Data rows
^^^^^^^^^^^^^^^^

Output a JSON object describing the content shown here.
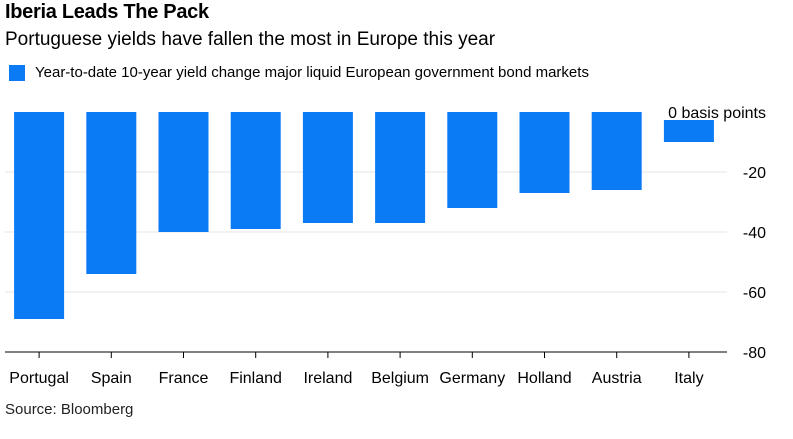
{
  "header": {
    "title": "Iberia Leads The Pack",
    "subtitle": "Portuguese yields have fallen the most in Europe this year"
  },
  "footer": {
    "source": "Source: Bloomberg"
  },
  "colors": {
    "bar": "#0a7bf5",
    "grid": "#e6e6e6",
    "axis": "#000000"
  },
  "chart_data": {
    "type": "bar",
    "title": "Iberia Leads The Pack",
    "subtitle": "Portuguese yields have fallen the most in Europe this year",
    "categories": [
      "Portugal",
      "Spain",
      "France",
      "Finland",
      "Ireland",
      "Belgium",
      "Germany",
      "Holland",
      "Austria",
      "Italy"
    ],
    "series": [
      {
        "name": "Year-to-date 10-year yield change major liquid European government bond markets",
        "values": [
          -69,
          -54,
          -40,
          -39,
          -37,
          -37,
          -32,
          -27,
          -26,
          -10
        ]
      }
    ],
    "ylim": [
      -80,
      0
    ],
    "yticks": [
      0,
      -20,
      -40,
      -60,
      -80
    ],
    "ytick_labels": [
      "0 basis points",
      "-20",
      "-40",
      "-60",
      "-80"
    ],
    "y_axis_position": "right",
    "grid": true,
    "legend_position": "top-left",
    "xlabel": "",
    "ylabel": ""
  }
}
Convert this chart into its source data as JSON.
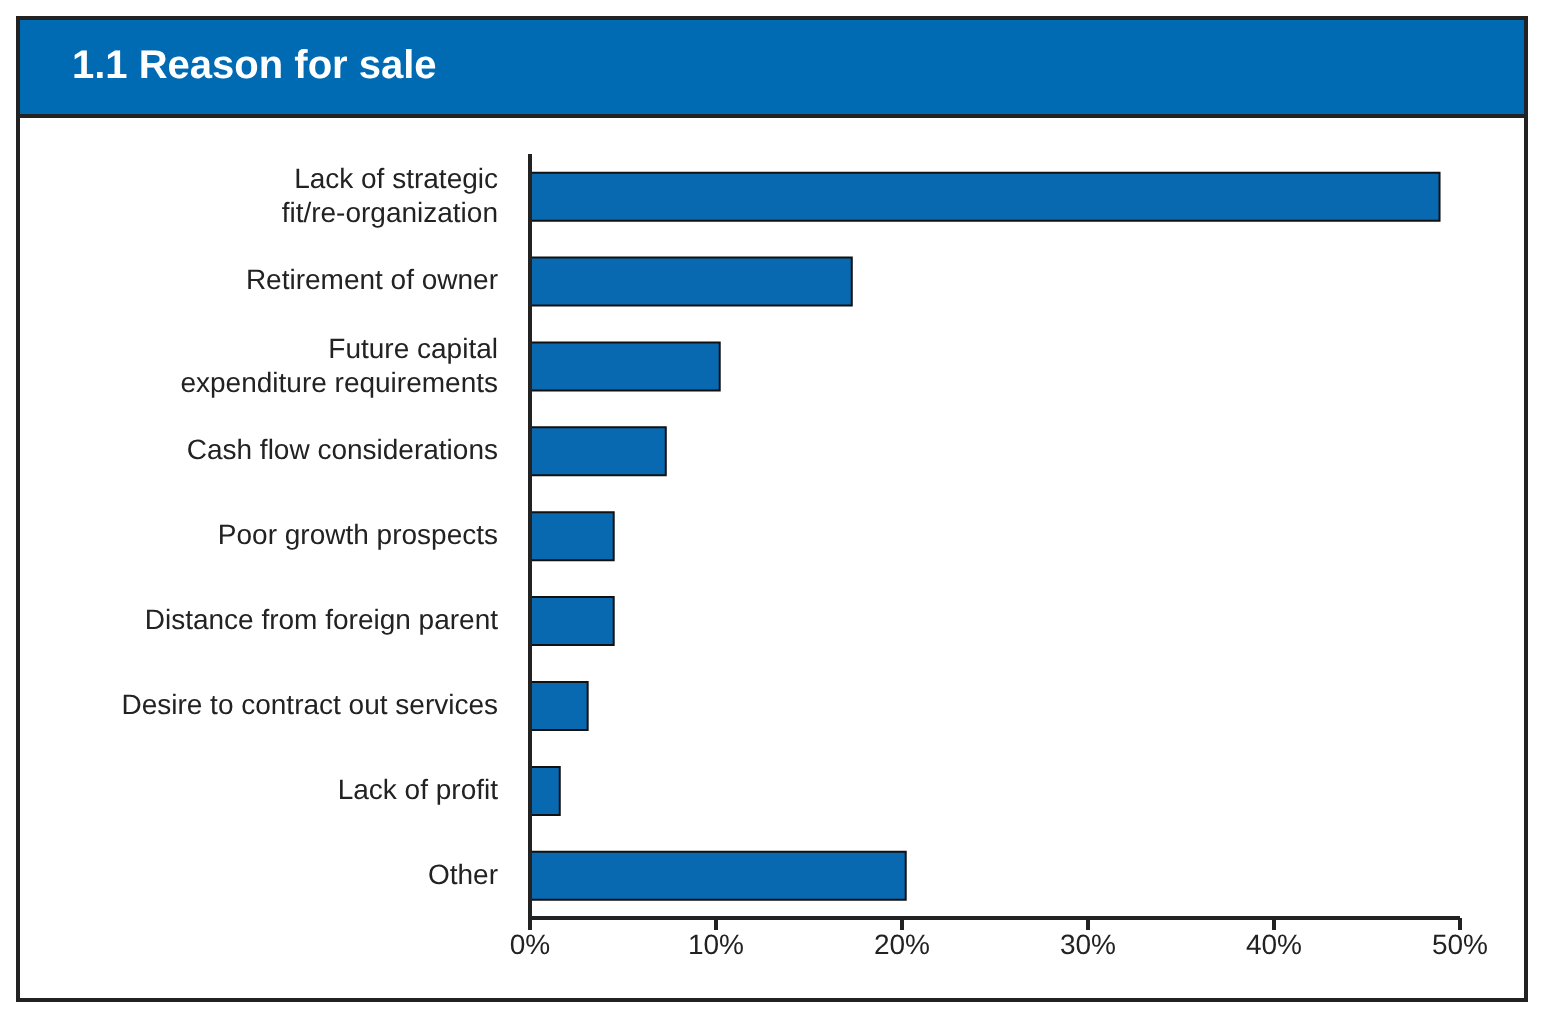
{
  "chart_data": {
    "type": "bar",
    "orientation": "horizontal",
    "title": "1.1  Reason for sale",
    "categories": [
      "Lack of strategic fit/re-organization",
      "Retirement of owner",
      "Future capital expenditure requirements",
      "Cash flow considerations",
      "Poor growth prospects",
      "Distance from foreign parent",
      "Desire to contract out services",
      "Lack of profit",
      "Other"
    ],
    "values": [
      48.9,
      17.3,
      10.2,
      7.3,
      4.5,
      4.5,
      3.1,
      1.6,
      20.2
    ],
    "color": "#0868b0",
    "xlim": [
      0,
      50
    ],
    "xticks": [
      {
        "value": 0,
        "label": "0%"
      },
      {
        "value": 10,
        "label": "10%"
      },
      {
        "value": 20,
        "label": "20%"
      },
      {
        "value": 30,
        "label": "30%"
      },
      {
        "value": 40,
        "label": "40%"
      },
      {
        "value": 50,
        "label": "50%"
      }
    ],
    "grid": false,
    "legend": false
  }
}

^^^^^^^^^^^^^^^^

Problem description
Quote the preceding listing precisely and completely, omitting its images.

Answer to the problem
Output a JSON object describing the content shown here.
{
  "header": {
    "title": "Iberia Leads The Pack",
    "subtitle": "Portuguese yields have fallen the most in Europe this year"
  },
  "footer": {
    "source": "Source: Bloomberg"
  },
  "colors": {
    "bar": "#0a7bf5",
    "grid": "#e6e6e6",
    "axis": "#000000"
  },
  "chart_data": {
    "type": "bar",
    "title": "Iberia Leads The Pack",
    "subtitle": "Portuguese yields have fallen the most in Europe this year",
    "categories": [
      "Portugal",
      "Spain",
      "France",
      "Finland",
      "Ireland",
      "Belgium",
      "Germany",
      "Holland",
      "Austria",
      "Italy"
    ],
    "series": [
      {
        "name": "Year-to-date 10-year yield change major liquid European government bond markets",
        "values": [
          -69,
          -54,
          -40,
          -39,
          -37,
          -37,
          -32,
          -27,
          -26,
          -10
        ]
      }
    ],
    "ylim": [
      -80,
      0
    ],
    "yticks": [
      0,
      -20,
      -40,
      -60,
      -80
    ],
    "ytick_labels": [
      "0 basis points",
      "-20",
      "-40",
      "-60",
      "-80"
    ],
    "y_axis_position": "right",
    "grid": true,
    "legend_position": "top-left",
    "xlabel": "",
    "ylabel": ""
  }
}
Convert this chart into its source data as JSON.
{
  "chart_data": {
    "type": "bar",
    "orientation": "horizontal",
    "title": "1.1  Reason for sale",
    "categories": [
      "Lack of strategic fit/re-organization",
      "Retirement of owner",
      "Future capital expenditure requirements",
      "Cash flow considerations",
      "Poor growth prospects",
      "Distance from foreign parent",
      "Desire to contract out services",
      "Lack of profit",
      "Other"
    ],
    "values": [
      48.9,
      17.3,
      10.2,
      7.3,
      4.5,
      4.5,
      3.1,
      1.6,
      20.2
    ],
    "color": "#0868b0",
    "xlim": [
      0,
      50
    ],
    "xticks": [
      {
        "value": 0,
        "label": "0%"
      },
      {
        "value": 10,
        "label": "10%"
      },
      {
        "value": 20,
        "label": "20%"
      },
      {
        "value": 30,
        "label": "30%"
      },
      {
        "value": 40,
        "label": "40%"
      },
      {
        "value": 50,
        "label": "50%"
      }
    ],
    "grid": false,
    "legend": false
  }
}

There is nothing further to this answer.